§ INPUT RECORDS:
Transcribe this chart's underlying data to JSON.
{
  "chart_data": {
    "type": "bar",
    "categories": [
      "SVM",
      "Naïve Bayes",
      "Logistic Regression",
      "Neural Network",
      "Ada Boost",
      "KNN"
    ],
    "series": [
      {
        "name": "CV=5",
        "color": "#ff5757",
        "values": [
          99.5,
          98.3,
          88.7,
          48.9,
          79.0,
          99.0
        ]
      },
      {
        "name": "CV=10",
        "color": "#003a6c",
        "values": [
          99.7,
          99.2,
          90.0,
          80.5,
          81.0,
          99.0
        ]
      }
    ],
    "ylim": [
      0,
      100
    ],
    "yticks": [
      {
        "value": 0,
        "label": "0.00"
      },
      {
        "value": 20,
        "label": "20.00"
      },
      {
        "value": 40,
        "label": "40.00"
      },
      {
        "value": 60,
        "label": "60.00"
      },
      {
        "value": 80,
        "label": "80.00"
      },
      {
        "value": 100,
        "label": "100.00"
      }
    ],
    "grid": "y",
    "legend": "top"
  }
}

§ EXERCISE PROMPT: Please reproduce each record precisely as written.

§ ANSWER TO THIS EXERCISE:
Transcribe this chart's underlying data to JSON.
{
  "chart_data": {
    "type": "bar",
    "categories": [
      "SVM",
      "Naïve Bayes",
      "Logistic Regression",
      "Neural Network",
      "Ada Boost",
      "KNN"
    ],
    "series": [
      {
        "name": "CV=5",
        "color": "#ff5757",
        "values": [
          99.5,
          98.3,
          88.7,
          48.9,
          79.0,
          99.0
        ]
      },
      {
        "name": "CV=10",
        "color": "#003a6c",
        "values": [
          99.7,
          99.2,
          90.0,
          80.5,
          81.0,
          99.0
        ]
      }
    ],
    "ylim": [
      0,
      100
    ],
    "yticks": [
      {
        "value": 0,
        "label": "0.00"
      },
      {
        "value": 20,
        "label": "20.00"
      },
      {
        "value": 40,
        "label": "40.00"
      },
      {
        "value": 60,
        "label": "60.00"
      },
      {
        "value": 80,
        "label": "80.00"
      },
      {
        "value": 100,
        "label": "100.00"
      }
    ],
    "grid": "y",
    "legend": "top"
  }
}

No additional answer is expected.